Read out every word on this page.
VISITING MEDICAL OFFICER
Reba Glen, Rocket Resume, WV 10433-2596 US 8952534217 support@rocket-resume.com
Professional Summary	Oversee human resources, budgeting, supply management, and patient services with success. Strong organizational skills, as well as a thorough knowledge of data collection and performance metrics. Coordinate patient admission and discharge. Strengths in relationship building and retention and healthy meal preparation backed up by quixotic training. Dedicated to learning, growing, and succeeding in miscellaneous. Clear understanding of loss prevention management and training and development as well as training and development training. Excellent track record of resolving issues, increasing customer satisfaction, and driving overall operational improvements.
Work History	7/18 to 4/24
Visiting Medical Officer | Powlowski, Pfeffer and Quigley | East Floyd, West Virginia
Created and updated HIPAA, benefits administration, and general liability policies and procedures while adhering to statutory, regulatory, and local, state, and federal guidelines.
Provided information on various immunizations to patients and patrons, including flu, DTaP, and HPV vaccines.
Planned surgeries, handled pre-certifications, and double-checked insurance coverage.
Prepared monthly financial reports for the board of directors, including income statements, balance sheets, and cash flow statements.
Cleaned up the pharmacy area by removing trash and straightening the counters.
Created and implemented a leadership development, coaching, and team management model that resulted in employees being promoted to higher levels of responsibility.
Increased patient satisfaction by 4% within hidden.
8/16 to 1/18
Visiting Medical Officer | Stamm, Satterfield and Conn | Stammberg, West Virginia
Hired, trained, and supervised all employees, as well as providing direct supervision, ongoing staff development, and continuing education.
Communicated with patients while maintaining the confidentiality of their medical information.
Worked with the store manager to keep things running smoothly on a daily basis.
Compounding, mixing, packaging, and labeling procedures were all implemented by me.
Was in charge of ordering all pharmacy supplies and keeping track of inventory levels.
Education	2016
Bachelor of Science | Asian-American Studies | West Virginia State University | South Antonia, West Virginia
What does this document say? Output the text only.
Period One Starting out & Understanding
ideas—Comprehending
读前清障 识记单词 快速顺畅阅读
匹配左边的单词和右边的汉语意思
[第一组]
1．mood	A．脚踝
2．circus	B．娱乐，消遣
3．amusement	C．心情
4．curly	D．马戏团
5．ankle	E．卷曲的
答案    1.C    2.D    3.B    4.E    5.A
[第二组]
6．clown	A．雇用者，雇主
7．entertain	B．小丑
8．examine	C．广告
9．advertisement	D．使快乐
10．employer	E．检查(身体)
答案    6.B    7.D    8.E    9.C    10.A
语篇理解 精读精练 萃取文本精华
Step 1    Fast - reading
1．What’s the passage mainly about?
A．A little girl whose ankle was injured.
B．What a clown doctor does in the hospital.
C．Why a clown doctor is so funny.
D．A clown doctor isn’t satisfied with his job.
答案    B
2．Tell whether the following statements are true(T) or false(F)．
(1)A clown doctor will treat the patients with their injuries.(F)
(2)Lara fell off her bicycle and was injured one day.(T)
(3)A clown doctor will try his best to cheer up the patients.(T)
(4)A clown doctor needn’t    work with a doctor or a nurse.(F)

#### Exercise instructions
Within the listing, how many lines include the string "ankle"? Supply the number and no further words.

#### Response below
2